====== DATA LINES ======

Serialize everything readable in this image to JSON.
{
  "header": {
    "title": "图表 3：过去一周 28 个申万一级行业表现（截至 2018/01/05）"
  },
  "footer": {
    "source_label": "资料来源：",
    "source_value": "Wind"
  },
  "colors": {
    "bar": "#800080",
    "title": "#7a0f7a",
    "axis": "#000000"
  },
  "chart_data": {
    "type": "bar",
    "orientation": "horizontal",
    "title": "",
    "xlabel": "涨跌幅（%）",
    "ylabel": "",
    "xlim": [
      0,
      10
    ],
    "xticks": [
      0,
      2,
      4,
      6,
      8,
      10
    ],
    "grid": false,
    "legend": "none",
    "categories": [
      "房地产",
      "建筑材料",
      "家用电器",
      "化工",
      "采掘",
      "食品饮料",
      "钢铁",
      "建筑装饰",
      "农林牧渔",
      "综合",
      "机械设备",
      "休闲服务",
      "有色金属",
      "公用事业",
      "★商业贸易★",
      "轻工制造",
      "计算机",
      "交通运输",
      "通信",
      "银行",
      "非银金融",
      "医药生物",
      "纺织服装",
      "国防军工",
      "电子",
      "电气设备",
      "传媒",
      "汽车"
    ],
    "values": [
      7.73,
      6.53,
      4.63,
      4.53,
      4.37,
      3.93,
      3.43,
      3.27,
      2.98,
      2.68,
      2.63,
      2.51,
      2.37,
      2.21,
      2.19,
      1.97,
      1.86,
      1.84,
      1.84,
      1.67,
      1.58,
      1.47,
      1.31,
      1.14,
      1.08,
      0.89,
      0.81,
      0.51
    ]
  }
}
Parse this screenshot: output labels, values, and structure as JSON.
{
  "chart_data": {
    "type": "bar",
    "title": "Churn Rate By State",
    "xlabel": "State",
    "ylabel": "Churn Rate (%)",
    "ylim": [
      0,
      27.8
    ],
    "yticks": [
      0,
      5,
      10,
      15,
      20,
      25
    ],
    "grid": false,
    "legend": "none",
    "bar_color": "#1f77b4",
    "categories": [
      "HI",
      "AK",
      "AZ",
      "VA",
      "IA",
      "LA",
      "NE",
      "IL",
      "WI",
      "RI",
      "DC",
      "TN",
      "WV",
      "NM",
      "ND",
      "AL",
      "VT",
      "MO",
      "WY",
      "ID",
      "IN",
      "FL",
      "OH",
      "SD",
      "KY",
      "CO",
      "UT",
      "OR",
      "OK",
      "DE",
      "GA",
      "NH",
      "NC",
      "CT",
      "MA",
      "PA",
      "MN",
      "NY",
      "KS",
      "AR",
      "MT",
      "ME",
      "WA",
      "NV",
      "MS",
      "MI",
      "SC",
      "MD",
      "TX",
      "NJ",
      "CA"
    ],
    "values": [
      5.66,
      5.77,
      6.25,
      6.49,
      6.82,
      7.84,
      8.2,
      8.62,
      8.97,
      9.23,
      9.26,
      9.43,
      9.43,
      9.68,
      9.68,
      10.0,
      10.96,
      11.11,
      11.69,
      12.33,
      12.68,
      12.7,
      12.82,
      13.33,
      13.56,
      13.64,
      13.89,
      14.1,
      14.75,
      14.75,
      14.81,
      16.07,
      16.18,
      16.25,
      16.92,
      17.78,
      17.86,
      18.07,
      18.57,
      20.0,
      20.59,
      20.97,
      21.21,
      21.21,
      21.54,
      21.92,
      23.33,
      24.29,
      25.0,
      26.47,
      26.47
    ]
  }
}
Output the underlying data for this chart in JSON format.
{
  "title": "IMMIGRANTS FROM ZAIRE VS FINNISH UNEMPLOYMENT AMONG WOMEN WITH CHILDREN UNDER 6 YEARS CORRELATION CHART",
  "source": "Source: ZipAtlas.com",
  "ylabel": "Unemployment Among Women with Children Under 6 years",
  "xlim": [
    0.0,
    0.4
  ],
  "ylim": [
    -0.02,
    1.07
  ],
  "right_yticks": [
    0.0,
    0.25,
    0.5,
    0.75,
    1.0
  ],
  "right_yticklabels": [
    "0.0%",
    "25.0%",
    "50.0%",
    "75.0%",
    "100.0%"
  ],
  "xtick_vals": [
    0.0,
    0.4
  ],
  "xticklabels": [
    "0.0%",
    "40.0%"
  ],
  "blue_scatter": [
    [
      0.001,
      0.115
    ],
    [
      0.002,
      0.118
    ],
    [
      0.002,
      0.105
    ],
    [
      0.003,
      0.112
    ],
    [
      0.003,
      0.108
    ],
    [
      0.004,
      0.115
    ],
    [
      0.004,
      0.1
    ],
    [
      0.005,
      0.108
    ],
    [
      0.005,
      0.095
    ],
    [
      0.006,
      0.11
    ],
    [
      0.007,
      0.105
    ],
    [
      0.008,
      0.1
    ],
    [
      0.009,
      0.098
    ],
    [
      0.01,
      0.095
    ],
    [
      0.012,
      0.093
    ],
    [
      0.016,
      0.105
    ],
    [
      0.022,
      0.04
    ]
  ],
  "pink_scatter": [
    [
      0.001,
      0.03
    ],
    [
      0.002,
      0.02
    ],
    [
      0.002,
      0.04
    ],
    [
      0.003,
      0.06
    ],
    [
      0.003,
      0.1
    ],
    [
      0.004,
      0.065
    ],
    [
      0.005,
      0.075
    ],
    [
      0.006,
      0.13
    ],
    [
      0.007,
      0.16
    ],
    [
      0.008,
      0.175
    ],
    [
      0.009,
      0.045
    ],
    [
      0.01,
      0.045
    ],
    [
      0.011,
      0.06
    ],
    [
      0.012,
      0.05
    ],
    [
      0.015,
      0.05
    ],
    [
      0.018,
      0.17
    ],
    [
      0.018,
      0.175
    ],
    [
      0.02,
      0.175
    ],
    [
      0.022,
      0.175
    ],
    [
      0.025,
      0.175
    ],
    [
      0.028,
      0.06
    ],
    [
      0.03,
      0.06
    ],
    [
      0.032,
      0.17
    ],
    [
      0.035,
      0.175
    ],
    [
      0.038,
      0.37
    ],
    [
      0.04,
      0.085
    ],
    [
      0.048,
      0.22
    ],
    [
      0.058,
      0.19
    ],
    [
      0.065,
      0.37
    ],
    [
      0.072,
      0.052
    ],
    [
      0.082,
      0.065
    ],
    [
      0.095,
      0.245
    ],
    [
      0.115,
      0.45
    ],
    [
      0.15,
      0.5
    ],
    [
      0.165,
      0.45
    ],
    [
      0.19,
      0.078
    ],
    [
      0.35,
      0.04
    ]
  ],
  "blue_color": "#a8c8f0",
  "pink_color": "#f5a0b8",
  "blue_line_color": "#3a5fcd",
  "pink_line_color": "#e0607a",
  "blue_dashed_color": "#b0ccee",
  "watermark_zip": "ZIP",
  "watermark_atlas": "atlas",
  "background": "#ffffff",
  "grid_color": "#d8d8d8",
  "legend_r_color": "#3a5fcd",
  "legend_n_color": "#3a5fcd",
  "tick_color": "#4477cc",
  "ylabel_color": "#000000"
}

======

Find every line in the records above that contains the word "Rate", and copy each one.

EXERCISE OUTPUT -
    "title": "Churn Rate By State",
    "ylabel": "Churn Rate (%)",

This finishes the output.